** Begin Given entries **
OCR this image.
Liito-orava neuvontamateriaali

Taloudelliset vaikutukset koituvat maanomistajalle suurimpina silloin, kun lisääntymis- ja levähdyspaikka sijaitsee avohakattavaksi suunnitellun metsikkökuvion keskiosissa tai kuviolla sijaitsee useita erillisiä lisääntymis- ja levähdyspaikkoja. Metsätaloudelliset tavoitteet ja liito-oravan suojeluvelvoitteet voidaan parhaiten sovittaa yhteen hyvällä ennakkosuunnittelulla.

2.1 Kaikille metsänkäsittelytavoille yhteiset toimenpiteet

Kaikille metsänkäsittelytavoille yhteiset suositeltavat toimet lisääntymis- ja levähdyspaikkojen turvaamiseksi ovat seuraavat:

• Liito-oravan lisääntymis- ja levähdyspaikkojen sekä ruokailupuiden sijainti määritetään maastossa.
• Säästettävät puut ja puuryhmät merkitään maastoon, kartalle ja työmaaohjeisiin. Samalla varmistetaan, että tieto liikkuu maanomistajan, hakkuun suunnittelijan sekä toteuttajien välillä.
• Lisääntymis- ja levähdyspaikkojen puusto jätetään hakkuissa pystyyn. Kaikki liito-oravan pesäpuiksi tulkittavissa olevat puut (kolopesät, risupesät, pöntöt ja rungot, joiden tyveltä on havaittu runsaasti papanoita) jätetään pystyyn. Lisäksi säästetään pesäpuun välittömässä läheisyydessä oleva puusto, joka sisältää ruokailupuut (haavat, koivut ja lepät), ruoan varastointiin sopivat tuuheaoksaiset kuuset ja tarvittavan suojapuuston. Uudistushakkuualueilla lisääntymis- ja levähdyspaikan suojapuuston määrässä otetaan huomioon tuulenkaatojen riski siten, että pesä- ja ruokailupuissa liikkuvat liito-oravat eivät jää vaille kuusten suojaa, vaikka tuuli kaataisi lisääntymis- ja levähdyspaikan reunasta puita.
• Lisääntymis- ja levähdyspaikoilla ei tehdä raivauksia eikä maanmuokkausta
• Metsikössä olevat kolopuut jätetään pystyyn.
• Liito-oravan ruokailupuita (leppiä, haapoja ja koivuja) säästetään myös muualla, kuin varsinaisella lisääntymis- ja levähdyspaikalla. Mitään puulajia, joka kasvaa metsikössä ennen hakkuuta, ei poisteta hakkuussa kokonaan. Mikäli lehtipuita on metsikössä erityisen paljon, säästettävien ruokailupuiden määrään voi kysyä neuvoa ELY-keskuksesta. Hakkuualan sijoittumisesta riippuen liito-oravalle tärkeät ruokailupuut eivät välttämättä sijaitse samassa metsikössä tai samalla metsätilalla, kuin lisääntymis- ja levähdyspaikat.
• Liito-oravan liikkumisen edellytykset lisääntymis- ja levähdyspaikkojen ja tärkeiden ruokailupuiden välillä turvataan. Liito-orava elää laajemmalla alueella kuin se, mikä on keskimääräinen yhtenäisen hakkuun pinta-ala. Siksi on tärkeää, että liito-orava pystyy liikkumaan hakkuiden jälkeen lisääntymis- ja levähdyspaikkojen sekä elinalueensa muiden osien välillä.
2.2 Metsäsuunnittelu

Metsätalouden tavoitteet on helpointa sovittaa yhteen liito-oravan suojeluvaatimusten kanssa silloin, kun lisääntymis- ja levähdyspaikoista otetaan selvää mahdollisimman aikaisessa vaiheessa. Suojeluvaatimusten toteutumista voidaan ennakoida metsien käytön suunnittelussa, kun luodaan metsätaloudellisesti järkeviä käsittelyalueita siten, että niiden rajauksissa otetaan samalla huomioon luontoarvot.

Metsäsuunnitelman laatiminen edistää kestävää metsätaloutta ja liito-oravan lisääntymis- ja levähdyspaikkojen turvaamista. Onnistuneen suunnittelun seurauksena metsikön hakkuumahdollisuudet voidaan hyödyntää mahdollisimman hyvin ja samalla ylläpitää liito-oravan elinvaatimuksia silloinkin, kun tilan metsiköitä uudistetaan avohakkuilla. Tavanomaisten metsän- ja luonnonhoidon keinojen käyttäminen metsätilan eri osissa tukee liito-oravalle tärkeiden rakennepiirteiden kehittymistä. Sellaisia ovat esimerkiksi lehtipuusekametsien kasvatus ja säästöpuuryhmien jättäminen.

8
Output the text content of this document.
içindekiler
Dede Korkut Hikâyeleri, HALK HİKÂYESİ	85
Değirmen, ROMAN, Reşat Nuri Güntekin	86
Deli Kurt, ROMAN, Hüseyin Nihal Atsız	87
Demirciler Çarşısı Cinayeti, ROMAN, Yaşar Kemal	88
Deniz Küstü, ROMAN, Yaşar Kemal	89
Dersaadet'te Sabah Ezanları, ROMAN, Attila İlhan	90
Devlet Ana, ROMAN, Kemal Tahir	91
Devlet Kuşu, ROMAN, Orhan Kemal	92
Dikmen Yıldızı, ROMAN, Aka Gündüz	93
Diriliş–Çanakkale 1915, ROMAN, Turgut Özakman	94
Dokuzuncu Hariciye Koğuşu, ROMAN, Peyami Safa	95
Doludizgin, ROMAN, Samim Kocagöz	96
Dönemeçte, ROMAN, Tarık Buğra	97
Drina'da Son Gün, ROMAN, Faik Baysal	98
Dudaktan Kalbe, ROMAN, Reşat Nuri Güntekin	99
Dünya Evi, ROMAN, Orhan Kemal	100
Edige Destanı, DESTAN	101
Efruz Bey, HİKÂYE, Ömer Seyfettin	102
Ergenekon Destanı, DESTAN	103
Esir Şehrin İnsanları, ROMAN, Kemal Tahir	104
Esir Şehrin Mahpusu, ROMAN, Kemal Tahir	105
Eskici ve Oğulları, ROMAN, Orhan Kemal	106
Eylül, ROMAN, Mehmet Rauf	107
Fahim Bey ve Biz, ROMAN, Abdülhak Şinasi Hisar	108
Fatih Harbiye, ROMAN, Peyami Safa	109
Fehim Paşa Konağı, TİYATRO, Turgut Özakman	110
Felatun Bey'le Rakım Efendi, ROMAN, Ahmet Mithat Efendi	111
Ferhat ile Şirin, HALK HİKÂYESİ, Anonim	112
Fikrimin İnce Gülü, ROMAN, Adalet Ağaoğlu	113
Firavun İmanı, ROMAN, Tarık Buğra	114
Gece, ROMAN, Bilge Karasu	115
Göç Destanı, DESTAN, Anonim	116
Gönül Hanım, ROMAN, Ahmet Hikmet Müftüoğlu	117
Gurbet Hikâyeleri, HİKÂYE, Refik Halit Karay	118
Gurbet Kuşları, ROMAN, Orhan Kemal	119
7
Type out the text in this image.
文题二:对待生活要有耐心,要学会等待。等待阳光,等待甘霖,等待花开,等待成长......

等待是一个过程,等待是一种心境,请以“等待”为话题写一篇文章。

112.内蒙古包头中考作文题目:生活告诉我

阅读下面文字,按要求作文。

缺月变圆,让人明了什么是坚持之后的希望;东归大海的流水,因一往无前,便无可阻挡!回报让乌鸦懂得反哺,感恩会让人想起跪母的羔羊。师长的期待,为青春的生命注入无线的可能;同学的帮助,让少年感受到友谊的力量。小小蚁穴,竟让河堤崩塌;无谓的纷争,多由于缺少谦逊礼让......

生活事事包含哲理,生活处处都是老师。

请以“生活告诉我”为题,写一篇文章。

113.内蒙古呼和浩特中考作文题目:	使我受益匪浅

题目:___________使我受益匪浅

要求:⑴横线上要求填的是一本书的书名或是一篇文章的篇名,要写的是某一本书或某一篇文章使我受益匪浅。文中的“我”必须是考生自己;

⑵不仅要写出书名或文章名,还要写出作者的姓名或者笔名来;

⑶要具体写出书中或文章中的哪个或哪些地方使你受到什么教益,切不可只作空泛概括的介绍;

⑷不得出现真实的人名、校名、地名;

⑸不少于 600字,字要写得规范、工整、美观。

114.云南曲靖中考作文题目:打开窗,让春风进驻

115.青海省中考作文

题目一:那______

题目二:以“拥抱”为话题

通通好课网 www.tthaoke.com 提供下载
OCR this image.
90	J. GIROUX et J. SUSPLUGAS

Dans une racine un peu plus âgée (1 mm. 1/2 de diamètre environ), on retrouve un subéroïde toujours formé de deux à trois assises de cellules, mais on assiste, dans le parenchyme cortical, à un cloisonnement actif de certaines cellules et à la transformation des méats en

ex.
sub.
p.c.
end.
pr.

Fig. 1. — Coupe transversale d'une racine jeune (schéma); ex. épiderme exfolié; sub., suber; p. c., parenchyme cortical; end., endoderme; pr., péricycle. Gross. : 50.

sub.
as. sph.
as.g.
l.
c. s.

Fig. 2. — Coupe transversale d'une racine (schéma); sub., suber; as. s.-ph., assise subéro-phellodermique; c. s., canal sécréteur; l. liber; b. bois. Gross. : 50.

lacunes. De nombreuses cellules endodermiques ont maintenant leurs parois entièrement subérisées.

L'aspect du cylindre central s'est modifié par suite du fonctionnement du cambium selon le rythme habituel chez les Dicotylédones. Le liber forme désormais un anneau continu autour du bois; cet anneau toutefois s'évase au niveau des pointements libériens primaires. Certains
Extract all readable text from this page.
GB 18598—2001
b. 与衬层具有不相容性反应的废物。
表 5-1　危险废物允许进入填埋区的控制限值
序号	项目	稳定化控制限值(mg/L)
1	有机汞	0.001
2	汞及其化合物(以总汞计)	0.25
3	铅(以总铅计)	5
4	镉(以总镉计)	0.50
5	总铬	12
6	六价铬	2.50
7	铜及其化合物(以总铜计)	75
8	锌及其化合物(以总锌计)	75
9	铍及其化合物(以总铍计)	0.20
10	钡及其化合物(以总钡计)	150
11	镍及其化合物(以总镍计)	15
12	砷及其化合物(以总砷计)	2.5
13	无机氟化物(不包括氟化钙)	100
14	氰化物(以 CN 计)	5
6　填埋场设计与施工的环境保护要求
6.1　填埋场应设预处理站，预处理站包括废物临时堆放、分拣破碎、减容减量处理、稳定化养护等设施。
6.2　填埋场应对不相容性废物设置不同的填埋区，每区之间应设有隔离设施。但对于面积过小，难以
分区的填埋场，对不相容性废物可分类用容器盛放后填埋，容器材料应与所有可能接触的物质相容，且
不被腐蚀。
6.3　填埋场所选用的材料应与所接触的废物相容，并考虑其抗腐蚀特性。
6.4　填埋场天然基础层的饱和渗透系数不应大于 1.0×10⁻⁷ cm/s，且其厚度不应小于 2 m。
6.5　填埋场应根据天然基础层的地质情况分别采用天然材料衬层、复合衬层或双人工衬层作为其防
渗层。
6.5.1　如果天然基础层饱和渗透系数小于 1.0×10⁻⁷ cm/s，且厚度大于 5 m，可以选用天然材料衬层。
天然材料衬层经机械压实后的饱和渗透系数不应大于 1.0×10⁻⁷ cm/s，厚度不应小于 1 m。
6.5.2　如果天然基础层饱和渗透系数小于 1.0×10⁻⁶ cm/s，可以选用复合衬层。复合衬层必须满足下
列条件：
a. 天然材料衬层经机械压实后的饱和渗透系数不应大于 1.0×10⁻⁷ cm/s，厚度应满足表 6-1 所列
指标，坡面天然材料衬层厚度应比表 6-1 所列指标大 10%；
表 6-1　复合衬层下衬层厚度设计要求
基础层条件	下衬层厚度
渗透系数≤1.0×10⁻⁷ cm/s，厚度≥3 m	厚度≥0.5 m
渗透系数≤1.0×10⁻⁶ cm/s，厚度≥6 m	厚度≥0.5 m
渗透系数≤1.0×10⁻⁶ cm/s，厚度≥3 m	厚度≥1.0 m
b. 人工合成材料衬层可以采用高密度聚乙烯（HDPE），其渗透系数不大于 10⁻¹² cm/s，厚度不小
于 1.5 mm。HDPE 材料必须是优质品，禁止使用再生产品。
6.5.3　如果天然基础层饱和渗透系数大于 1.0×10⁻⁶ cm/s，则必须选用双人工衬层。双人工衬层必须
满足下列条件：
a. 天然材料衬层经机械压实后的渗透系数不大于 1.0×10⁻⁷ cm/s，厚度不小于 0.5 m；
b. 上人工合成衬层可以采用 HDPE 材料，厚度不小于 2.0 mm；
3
** End Given entries **
Exercise brief -
Wherever "Coupe" shows up in a line, copy that line.

Answer to the problem -
Fig. 1. — Coupe transversale d'une racine jeune (schéma); ex. épiderme exfolié; sub., suber; p. c., parenchyme cortical; end., endoderme; pr., péricycle. Gross. : 50.
Fig. 2. — Coupe transversale d'une racine (schéma); sub., suber; as. s.-ph., assise subéro-phellodermique; c. s., canal sécréteur; l. liber; b. bois. Gross. : 50.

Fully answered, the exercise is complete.